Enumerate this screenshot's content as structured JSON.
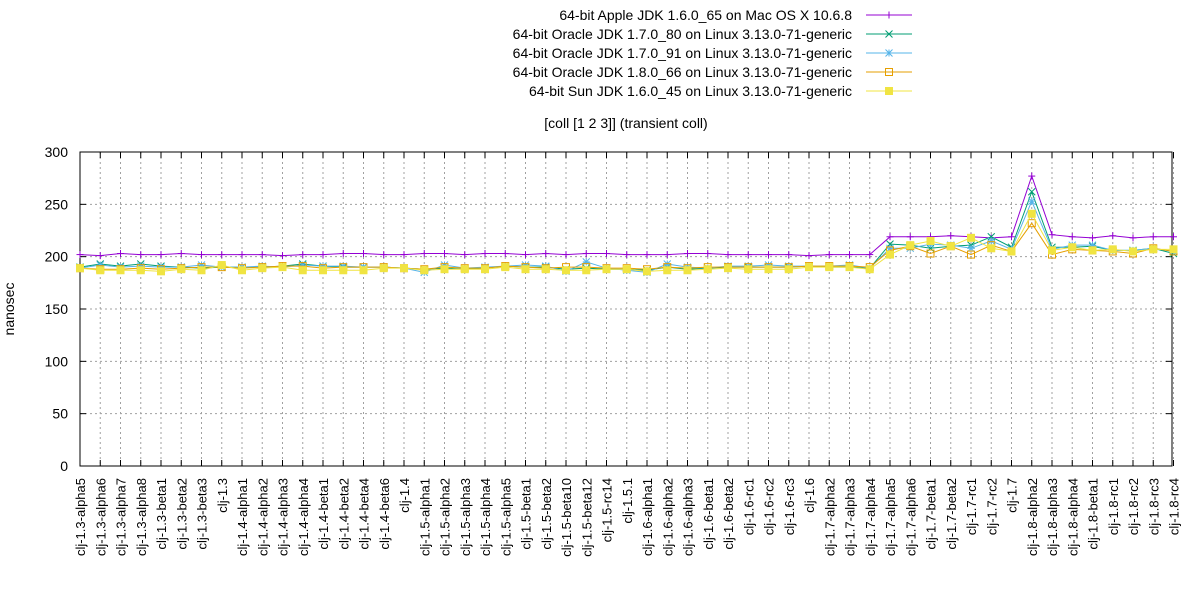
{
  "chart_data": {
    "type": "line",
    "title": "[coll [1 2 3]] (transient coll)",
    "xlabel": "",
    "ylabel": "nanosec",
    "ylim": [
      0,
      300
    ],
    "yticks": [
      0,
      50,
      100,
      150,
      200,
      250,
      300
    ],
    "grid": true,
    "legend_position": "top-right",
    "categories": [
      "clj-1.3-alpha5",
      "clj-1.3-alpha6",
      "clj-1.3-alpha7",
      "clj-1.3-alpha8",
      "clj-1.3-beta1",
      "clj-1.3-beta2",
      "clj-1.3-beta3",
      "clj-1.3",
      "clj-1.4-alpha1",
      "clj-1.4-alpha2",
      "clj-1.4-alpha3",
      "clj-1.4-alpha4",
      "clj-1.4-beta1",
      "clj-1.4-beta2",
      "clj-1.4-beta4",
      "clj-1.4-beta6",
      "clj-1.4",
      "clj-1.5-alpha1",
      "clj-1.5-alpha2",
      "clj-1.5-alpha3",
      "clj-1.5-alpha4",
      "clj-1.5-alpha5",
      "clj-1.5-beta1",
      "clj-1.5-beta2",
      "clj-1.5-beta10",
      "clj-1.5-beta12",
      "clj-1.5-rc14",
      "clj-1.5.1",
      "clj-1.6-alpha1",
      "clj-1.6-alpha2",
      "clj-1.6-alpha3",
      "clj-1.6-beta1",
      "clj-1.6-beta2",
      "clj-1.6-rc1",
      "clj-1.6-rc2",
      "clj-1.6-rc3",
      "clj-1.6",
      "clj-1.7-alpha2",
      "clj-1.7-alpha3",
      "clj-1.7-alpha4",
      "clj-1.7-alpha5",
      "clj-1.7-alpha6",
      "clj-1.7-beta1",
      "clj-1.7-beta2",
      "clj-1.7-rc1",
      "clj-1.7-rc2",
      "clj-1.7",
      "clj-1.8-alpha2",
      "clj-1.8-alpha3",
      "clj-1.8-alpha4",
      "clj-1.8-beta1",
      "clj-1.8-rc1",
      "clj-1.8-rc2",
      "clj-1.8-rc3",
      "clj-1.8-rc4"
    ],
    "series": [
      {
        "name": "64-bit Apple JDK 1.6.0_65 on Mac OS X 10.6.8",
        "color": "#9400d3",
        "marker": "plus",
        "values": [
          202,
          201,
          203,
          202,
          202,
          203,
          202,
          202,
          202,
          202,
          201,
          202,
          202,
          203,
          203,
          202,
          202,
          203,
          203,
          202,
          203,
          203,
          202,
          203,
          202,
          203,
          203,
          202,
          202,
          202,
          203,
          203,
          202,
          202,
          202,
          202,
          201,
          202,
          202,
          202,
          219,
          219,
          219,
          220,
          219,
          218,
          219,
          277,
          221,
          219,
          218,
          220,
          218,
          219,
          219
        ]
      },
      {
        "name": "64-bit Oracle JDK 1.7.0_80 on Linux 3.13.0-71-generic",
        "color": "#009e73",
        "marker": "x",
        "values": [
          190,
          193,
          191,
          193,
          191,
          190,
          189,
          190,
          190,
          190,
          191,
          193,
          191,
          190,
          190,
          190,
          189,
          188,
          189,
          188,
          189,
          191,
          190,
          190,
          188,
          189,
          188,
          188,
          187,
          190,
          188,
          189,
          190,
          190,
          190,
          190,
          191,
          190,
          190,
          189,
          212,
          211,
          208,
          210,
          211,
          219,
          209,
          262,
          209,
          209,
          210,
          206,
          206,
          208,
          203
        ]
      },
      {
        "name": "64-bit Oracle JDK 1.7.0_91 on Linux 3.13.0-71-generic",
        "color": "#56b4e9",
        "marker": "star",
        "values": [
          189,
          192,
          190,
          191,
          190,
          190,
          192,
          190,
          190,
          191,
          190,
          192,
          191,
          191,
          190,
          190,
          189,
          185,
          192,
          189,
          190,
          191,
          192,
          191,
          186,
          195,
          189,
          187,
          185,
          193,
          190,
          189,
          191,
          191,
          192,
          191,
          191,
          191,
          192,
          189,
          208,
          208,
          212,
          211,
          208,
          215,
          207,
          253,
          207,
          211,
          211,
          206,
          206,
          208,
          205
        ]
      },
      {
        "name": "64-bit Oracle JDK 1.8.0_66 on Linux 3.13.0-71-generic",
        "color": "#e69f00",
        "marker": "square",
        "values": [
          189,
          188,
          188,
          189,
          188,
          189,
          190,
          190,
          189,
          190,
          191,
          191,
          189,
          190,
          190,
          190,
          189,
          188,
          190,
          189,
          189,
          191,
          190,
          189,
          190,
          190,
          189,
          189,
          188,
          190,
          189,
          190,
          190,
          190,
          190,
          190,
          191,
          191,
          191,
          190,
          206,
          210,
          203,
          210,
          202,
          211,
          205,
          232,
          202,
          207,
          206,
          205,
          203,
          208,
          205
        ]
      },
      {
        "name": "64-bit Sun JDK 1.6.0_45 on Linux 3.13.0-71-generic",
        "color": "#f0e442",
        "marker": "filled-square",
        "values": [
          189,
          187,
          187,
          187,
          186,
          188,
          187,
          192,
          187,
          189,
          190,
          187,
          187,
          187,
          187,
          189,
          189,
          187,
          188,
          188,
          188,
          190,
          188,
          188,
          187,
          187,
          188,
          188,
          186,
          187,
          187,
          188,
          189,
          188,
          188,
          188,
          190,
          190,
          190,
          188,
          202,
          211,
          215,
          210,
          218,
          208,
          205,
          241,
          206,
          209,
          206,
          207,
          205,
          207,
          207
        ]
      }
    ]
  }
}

Problem: Filter the entries down to the lines containing "marker". Copy each of those lines.

Exercise answer:
        "marker": "plus",
        "marker": "x",
        "marker": "star",
        "marker": "square",
        "marker": "filled-square",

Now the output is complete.